> [Set task]: Report, as a bare number, how many lines contain the string "Kjøretøyet".

***

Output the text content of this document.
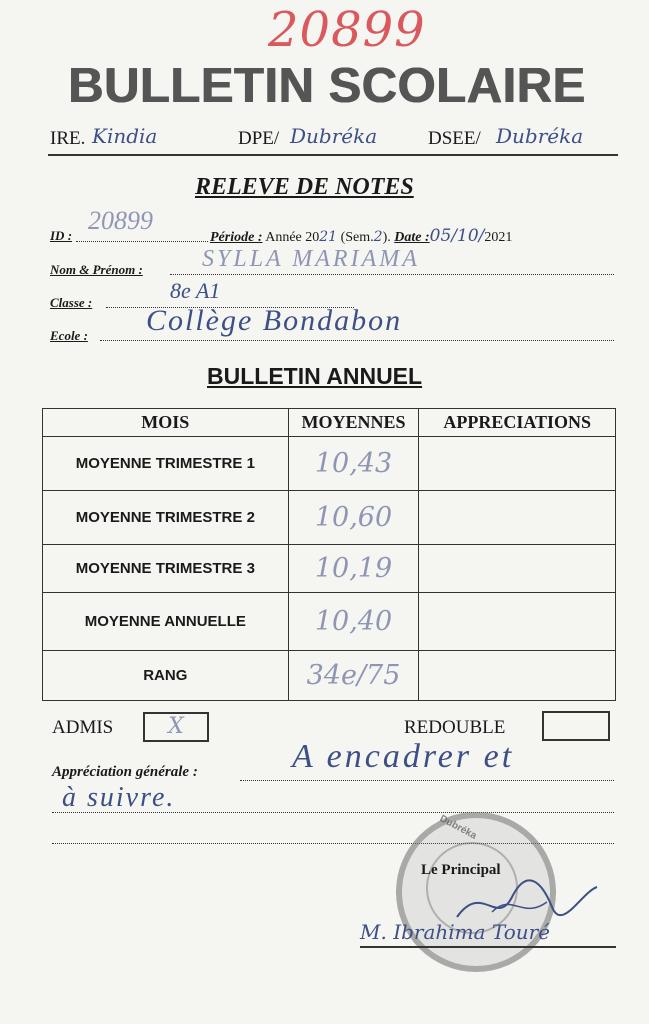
20899
BULLETIN SCOLAIRE
IRE. Kindia	DPE/ Dubréka	DSEE/ Dubréka
RELEVE DE NOTES
ID :
20899
Période : Année 2021 (Sem.2). Date :05/10/2021
Nom & Prénom : SYLLA MARIAMA
Classe :	8e A1
Ecole : Collège Bondabon
BULLETIN ANNUEL
MOIS	MOYENNES	APPRECIATIONS
MOYENNE TRIMESTRE 1	10,43	
MOYENNE TRIMESTRE 2	10,60	
MOYENNE TRIMESTRE 3	10,19	
MOYENNE ANNUELLE	10,40	
RANG	34e/75	
ADMIS	X	REDOUBLE
Appréciation générale :	A encadrer et
à suivre.
Dubréka
Le Principal
M. Ibrahima Touré
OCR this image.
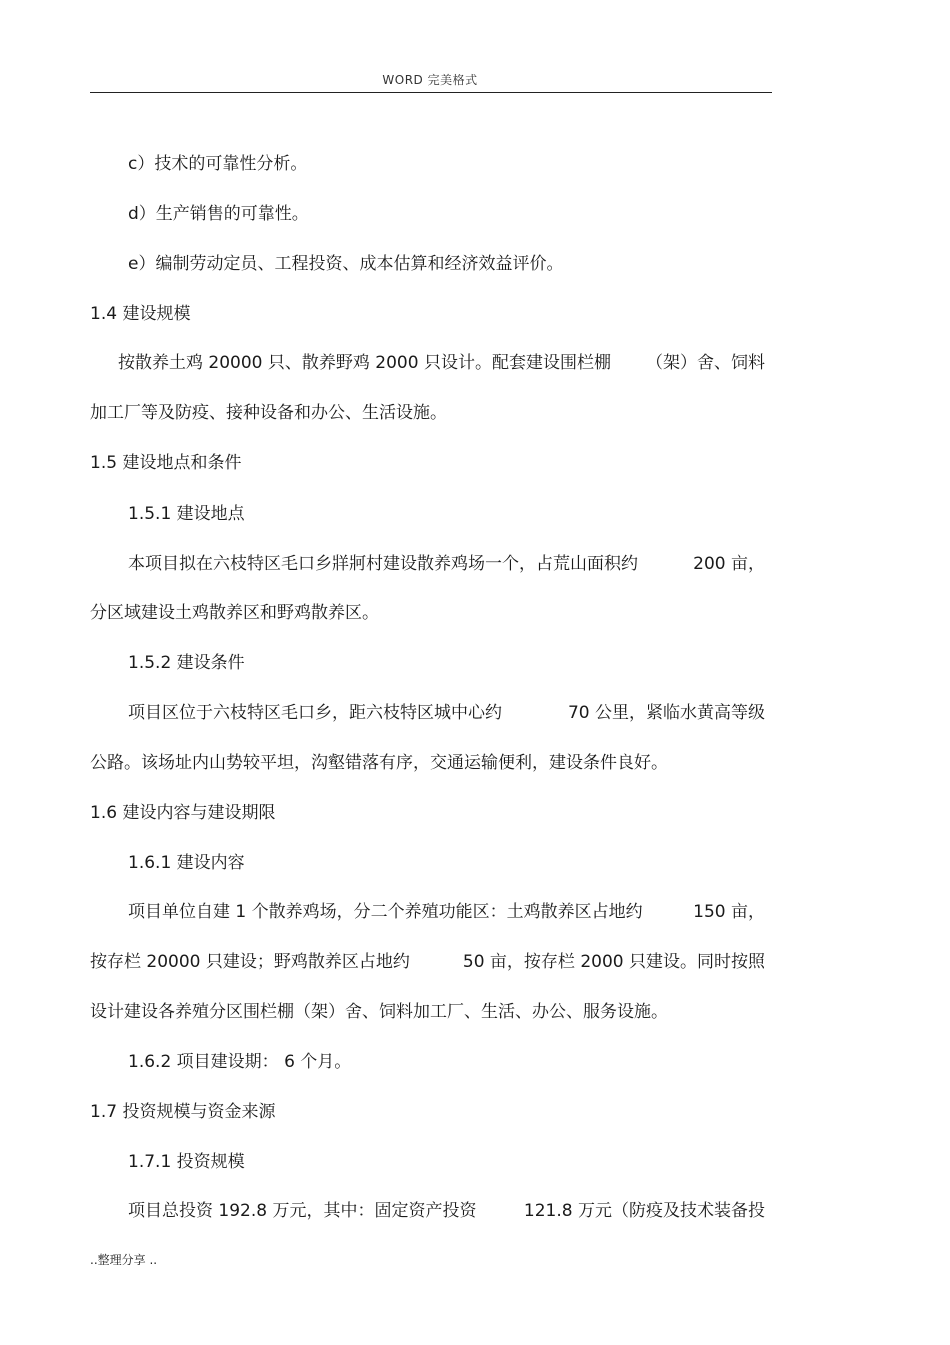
WORD 完美格式
c）技术的可靠性分析。
d）生产销售的可靠性。
e）编制劳动定员、工程投资、成本估算和经济效益评价。
1.4 建设规模
按散养土鸡 20000 只、散养野鸡 2000 只设计。配套建设围栏棚 （架）舍、饲料
加工厂等及防疫、接种设备和办公、生活设施。
1.5 建设地点和条件
1.5.1 建设地点
本项目拟在六枝特区毛口乡牂牁村建设散养鸡场一个，占荒山面积约	200 亩，
分区域建设土鸡散养区和野鸡散养区。
1.5.2 建设条件
项目区位于六枝特区毛口乡，距六枝特区城中心约	70 公里，紧临水黄高等级
公路。该场址内山势较平坦，沟壑错落有序，交通运输便利，建设条件良好。
1.6 建设内容与建设期限
1.6.1 建设内容
项目单位自建 1 个散养鸡场，分二个养殖功能区：土鸡散养区占地约	150 亩，
按存栏 20000 只建设；野鸡散养区占地约	50 亩，按存栏 2000 只建设。同时按照
设计建设各养殖分区围栏棚（架）舍、饲料加工厂、生活、办公、服务设施。
1.6.2 项目建设期： 6 个月。
1.7 投资规模与资金来源
1.7.1 投资规模
项目总投资 192.8 万元，其中：固定资产投资	121.8 万元（防疫及技术装备投
..整理分享 ..
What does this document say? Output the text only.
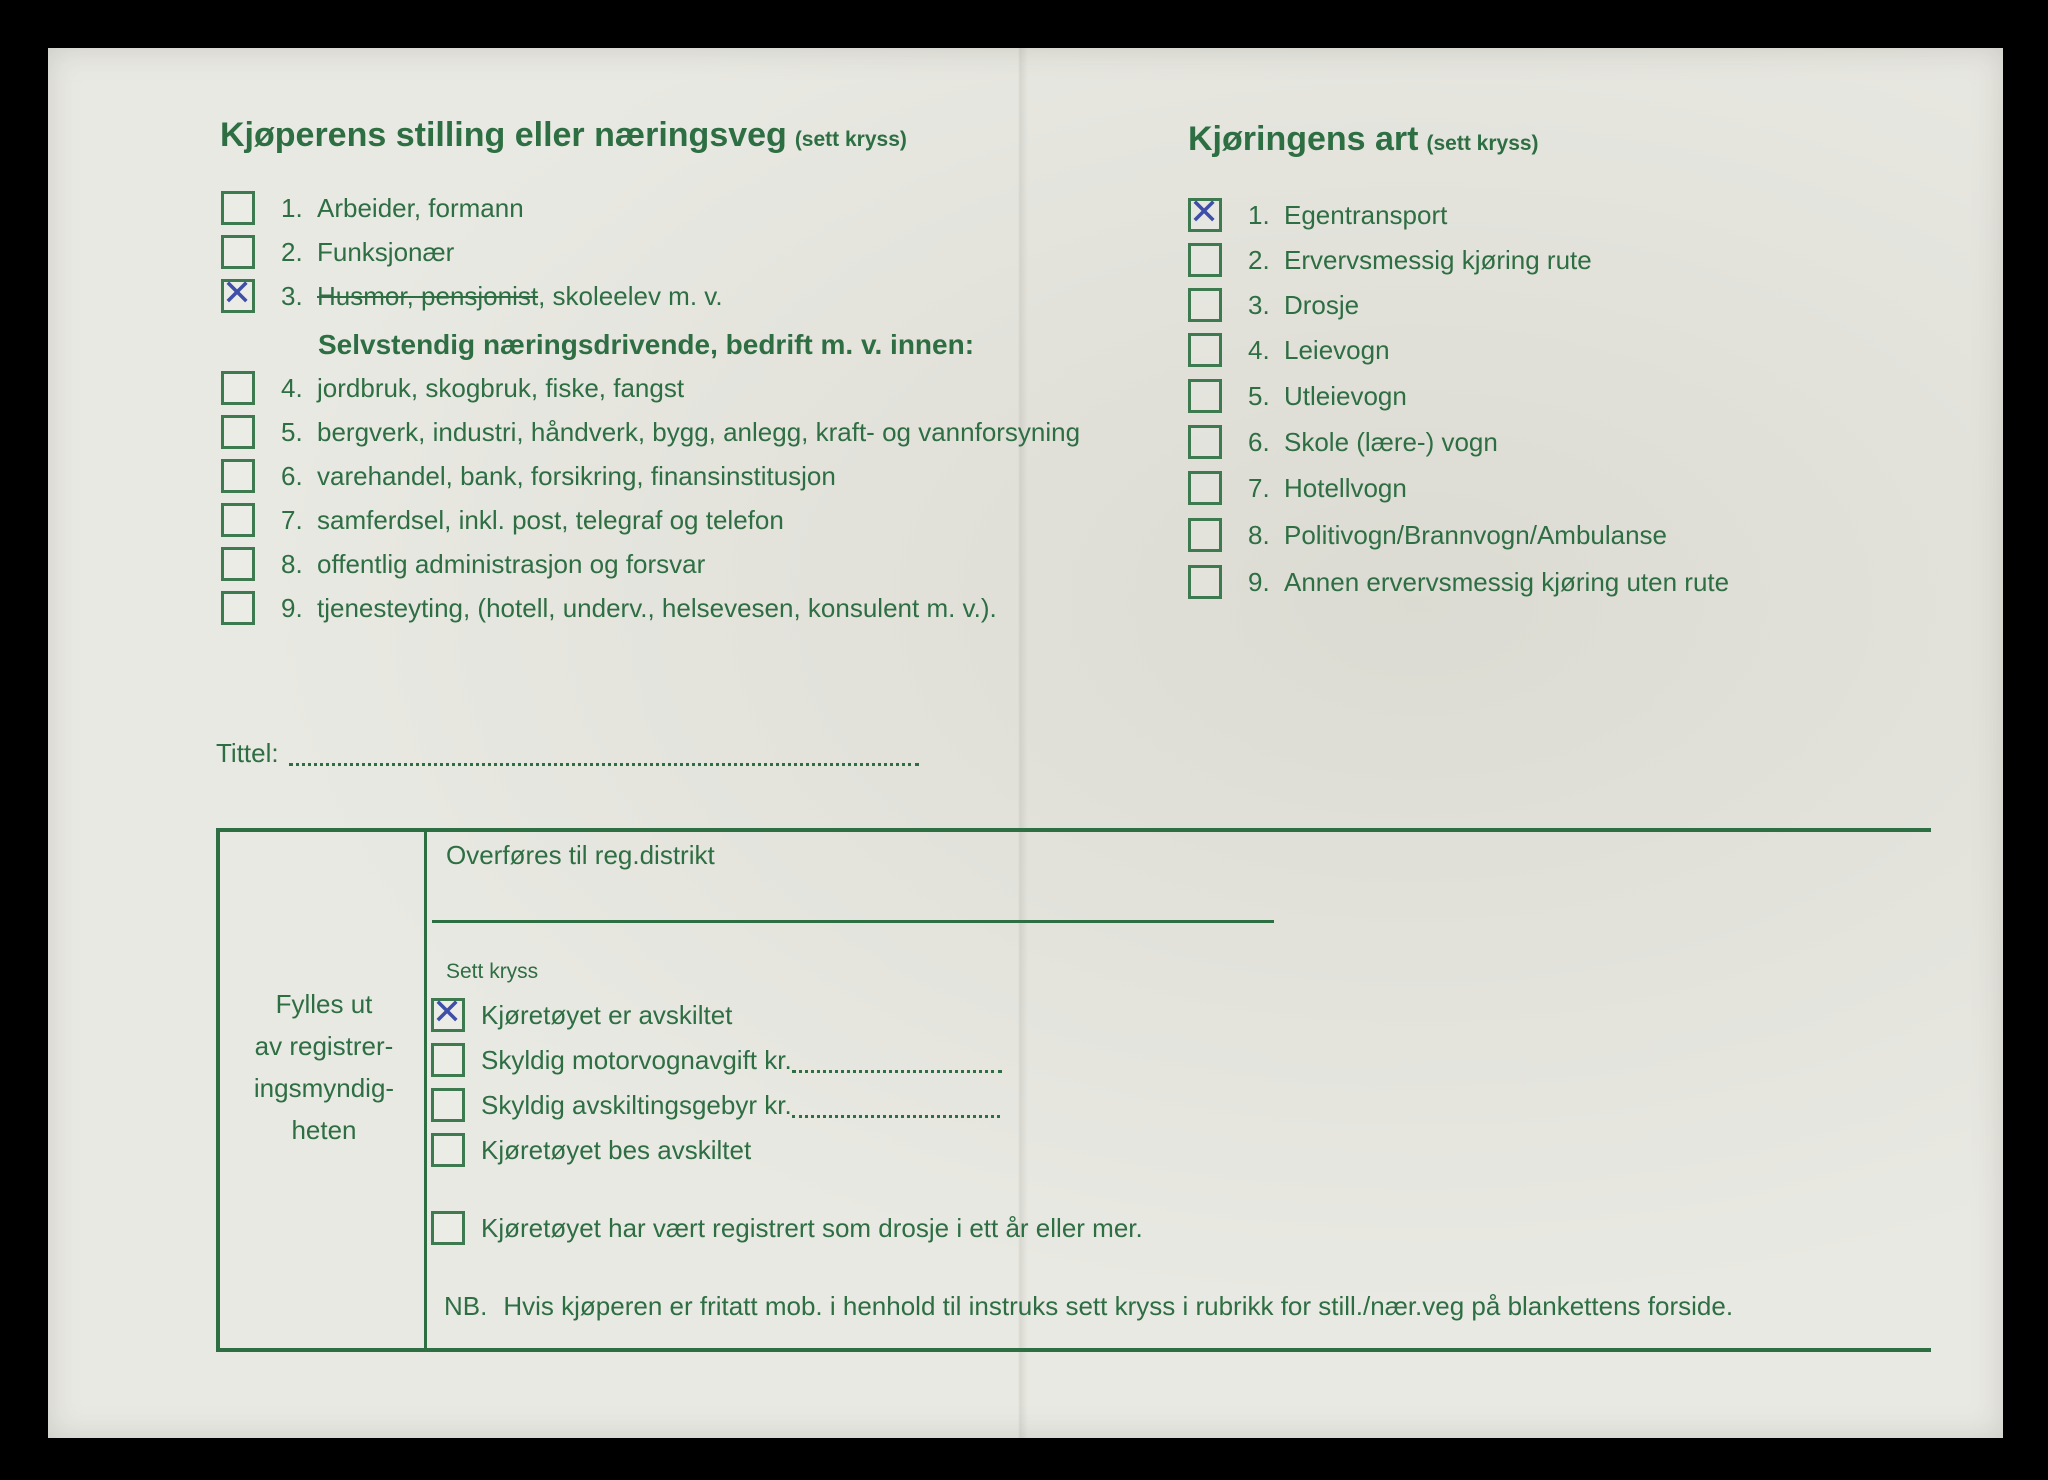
Kjøperens stilling eller næringsveg (sett kryss)
1. Arbeider, formann
2. Funksjonær
✕ 3. Husmor, pensjonist , skoleelev m. v.
Selvstendig næringsdrivende, bedrift m. v. innen:
4. jordbruk, skogbruk, fiske, fangst
5. bergverk, industri, håndverk, bygg, anlegg, kraft- og vannforsyning
6. varehandel, bank, forsikring, finansinstitusjon
7. samferdsel, inkl. post, telegraf og telefon
8. offentlig administrasjon og forsvar
9. tjenesteyting, (hotell, underv., helsevesen, konsulent m. v.).
Kjøringens art (sett kryss)
✕ 1. Egentransport
2. Ervervsmessig kjøring rute
3. Drosje
4. Leievogn
5. Utleievogn
6. Skole (lære-) vogn
7. Hotellvogn
8. Politivogn/Brannvogn/Ambulanse
9. Annen ervervsmessig kjøring uten rute
Tittel:
Fylles ut
av registrer-
ingsmyndig-
heten
Overføres til reg.distrikt
Sett kryss
✕ Kjøretøyet er avskiltet
Skyldig motorvognavgift kr.
Skyldig avskiltingsgebyr kr.
Kjøretøyet bes avskiltet
Kjøretøyet har vært registrert som drosje i ett år eller mer.
NB. Hvis kjøperen er fritatt mob. i henhold til instruks sett kryss i rubrikk for still./nær.veg på blankettens forside.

***

> [Written response]: 3